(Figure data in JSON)
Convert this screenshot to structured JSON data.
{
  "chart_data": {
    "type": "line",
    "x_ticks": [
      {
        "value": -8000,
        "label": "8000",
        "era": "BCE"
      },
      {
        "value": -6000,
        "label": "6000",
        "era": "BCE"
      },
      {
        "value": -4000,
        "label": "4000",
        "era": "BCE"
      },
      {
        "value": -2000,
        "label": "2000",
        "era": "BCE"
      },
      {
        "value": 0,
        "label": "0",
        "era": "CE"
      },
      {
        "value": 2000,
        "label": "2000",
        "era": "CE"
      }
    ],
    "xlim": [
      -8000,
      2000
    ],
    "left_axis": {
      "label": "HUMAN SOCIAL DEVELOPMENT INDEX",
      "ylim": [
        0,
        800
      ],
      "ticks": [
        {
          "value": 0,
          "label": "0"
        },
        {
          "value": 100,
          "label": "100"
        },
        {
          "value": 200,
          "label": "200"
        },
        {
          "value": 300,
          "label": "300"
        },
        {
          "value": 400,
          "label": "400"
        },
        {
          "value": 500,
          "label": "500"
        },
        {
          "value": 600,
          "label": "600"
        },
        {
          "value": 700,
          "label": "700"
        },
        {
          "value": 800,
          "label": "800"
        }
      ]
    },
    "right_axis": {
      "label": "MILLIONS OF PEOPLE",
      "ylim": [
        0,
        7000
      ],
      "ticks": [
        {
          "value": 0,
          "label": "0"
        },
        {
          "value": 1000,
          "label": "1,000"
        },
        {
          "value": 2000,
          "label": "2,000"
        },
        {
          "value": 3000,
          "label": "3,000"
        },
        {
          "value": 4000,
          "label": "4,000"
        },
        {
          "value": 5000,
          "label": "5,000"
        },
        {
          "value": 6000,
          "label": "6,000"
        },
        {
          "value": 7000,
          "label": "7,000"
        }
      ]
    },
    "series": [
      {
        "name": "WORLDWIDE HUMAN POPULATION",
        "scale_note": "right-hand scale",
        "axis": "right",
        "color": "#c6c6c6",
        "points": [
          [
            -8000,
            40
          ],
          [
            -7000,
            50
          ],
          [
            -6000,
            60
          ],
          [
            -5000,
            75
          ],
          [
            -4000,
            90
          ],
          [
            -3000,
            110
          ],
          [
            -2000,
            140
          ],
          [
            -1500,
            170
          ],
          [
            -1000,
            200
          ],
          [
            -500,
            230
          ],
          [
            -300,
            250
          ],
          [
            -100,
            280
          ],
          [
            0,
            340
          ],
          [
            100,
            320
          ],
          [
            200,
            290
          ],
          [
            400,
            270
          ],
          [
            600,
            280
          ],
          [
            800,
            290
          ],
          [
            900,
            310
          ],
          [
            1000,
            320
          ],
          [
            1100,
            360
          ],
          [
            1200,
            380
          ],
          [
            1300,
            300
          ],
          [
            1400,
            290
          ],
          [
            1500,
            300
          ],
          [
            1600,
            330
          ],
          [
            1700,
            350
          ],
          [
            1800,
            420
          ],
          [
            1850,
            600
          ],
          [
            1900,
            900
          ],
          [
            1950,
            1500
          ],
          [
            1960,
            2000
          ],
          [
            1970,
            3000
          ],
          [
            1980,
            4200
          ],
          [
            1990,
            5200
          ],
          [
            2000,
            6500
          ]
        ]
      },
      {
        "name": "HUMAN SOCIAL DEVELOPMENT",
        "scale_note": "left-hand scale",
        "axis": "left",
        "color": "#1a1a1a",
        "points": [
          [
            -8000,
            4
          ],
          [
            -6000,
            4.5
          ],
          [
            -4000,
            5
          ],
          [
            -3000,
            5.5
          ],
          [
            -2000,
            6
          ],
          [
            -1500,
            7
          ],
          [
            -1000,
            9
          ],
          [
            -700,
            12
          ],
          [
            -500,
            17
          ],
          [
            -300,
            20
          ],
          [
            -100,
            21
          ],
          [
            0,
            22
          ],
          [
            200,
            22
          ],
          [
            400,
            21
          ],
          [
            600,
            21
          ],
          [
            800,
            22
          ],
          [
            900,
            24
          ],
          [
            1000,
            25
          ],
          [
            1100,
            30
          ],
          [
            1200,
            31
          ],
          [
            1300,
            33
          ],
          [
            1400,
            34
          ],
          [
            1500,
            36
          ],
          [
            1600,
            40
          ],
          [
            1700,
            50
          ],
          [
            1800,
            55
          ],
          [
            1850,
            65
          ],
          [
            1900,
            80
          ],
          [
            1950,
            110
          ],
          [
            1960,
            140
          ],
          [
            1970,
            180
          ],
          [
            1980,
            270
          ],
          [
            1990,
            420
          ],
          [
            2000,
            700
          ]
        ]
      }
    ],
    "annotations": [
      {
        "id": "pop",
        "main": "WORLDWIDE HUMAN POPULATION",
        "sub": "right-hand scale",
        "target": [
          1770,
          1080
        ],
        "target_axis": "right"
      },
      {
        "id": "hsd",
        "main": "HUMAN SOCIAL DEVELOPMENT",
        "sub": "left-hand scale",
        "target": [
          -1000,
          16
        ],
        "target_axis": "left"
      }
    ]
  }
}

BRIEF: Among the lines of the data above, count those holding "HUMAN" and state only the number.

REPLY TO THE TASK: 5